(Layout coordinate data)
•••

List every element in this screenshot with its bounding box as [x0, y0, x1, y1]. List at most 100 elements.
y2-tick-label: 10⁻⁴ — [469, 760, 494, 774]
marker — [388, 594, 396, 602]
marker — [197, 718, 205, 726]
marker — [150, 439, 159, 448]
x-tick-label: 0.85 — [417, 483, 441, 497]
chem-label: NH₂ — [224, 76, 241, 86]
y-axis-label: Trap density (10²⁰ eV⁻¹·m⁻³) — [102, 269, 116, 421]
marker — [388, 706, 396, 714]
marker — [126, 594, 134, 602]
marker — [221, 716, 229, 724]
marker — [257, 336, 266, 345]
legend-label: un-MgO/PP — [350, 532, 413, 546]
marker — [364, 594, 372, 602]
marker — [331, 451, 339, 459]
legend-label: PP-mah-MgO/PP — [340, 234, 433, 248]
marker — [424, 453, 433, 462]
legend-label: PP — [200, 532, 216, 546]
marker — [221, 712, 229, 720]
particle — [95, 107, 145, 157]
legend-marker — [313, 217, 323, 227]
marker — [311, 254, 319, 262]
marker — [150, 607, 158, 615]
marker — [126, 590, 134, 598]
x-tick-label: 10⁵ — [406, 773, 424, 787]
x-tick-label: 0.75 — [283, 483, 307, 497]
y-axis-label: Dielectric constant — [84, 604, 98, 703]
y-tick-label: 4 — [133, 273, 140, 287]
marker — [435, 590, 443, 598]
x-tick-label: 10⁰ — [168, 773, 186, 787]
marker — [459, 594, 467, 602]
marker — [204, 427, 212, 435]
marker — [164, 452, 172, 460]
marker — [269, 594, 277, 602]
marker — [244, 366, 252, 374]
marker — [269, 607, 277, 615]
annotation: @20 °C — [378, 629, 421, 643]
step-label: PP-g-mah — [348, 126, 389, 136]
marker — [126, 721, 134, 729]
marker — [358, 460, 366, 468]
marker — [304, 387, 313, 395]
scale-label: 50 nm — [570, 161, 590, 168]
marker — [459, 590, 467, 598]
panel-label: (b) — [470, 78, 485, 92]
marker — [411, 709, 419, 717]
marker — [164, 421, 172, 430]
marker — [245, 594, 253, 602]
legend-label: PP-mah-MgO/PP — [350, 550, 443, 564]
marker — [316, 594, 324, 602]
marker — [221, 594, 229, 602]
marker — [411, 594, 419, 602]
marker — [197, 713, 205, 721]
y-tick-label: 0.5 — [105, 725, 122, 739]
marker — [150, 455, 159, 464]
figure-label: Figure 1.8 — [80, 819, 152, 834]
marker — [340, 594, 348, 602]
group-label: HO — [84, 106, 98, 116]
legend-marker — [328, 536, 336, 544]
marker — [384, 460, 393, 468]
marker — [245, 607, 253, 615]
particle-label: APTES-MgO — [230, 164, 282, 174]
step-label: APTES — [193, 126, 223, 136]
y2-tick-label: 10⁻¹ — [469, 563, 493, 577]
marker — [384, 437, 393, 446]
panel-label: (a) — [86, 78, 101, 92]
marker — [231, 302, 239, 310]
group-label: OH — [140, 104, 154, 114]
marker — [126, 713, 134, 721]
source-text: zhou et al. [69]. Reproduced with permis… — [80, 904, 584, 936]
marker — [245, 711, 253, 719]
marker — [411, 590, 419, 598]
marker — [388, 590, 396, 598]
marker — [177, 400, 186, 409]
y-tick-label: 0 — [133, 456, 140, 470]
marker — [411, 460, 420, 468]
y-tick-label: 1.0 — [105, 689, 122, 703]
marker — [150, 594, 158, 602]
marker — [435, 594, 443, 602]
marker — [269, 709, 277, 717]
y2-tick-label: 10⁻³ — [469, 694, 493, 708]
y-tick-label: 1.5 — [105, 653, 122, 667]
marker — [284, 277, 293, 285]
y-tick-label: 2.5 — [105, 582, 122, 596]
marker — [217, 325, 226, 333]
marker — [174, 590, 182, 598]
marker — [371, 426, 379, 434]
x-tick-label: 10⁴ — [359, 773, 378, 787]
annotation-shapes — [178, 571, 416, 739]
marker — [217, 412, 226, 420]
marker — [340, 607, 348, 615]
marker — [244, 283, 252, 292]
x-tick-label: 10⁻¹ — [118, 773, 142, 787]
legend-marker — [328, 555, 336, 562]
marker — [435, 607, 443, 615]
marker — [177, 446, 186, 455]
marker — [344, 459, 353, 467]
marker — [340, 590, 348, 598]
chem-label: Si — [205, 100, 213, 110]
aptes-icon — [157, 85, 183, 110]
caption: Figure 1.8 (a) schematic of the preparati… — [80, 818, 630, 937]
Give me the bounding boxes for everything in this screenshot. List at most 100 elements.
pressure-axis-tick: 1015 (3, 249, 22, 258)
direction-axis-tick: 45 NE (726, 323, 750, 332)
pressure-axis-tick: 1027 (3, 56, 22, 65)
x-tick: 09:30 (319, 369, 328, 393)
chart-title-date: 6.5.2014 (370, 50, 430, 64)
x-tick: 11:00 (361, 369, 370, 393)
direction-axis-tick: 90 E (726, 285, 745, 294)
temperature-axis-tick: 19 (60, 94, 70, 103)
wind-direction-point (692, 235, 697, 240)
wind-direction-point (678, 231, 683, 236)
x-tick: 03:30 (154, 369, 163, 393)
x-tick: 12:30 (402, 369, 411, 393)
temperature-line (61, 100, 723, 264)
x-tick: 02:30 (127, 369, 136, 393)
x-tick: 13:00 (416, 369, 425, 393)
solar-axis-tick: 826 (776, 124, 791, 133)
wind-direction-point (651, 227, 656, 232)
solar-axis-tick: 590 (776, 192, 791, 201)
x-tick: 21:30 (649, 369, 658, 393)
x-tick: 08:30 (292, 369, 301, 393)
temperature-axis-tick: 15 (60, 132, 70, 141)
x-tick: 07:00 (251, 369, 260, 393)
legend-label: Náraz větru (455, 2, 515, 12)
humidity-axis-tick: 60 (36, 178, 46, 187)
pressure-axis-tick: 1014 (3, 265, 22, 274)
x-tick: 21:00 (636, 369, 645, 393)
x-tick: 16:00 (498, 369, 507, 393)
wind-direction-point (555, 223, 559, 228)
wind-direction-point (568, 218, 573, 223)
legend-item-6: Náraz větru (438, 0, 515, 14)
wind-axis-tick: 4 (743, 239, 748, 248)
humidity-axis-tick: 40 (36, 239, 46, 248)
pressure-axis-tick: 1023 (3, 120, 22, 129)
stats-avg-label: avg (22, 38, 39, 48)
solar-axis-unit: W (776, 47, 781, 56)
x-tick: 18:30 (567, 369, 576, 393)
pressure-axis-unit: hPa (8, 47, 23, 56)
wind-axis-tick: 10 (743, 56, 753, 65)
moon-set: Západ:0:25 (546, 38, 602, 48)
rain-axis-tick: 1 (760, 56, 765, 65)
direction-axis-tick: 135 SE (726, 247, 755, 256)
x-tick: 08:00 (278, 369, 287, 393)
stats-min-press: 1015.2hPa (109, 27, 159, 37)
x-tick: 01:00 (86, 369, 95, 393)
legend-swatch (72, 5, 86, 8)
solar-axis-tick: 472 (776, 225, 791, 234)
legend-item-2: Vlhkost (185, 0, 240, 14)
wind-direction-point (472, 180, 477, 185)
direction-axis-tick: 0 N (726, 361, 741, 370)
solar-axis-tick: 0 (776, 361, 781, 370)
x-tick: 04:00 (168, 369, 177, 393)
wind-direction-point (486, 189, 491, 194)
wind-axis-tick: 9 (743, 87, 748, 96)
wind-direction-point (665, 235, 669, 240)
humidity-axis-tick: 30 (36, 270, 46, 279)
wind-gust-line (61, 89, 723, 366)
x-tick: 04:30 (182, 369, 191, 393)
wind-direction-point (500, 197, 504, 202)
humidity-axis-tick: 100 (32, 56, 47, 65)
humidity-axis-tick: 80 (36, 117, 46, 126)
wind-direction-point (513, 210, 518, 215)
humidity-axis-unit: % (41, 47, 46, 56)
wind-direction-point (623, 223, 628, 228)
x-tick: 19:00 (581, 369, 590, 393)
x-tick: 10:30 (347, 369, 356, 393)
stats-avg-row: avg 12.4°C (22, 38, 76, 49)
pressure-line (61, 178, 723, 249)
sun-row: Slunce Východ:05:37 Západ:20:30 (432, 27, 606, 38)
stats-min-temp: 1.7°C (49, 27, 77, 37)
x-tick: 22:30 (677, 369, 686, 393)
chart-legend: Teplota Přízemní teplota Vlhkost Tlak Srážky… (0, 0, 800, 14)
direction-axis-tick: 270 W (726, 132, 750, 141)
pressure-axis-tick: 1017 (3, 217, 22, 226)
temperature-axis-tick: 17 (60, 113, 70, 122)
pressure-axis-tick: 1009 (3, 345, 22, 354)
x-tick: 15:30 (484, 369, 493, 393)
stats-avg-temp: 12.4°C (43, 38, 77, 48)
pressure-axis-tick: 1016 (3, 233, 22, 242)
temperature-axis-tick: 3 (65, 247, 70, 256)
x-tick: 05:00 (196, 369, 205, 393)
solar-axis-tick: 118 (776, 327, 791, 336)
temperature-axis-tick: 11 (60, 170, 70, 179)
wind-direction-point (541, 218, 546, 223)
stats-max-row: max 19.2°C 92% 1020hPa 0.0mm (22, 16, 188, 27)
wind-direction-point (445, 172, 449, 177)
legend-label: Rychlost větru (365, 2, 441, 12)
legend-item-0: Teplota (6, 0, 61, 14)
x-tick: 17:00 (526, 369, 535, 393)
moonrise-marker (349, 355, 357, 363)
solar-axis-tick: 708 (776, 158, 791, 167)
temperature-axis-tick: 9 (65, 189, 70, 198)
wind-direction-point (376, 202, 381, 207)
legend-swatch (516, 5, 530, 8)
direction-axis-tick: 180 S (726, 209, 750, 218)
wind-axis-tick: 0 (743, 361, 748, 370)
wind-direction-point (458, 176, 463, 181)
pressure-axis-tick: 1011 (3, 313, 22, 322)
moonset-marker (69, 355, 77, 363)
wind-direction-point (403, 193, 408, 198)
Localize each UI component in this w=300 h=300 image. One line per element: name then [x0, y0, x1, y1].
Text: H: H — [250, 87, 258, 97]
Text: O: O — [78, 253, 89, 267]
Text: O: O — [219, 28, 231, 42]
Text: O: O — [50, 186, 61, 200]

•••

The exercise | Copy the rows word for word, beginning with the first row and ending with the row that contains "marker — [331, 451, 339, 459]", including that row.

Written solution |
List every element in this screenshot with its bounding box as [x0, y0, x1, y1]. List at most 100 elements.
y2-tick-label: 10⁻⁴ — [469, 760, 494, 774]
marker — [388, 594, 396, 602]
marker — [197, 718, 205, 726]
marker — [150, 439, 159, 448]
x-tick-label: 0.85 — [417, 483, 441, 497]
chem-label: NH₂ — [224, 76, 241, 86]
y-axis-label: Trap density (10²⁰ eV⁻¹·m⁻³) — [102, 269, 116, 421]
marker — [388, 706, 396, 714]
marker — [126, 594, 134, 602]
marker — [221, 716, 229, 724]
marker — [257, 336, 266, 345]
legend-label: un-MgO/PP — [350, 532, 413, 546]
marker — [364, 594, 372, 602]
marker — [331, 451, 339, 459]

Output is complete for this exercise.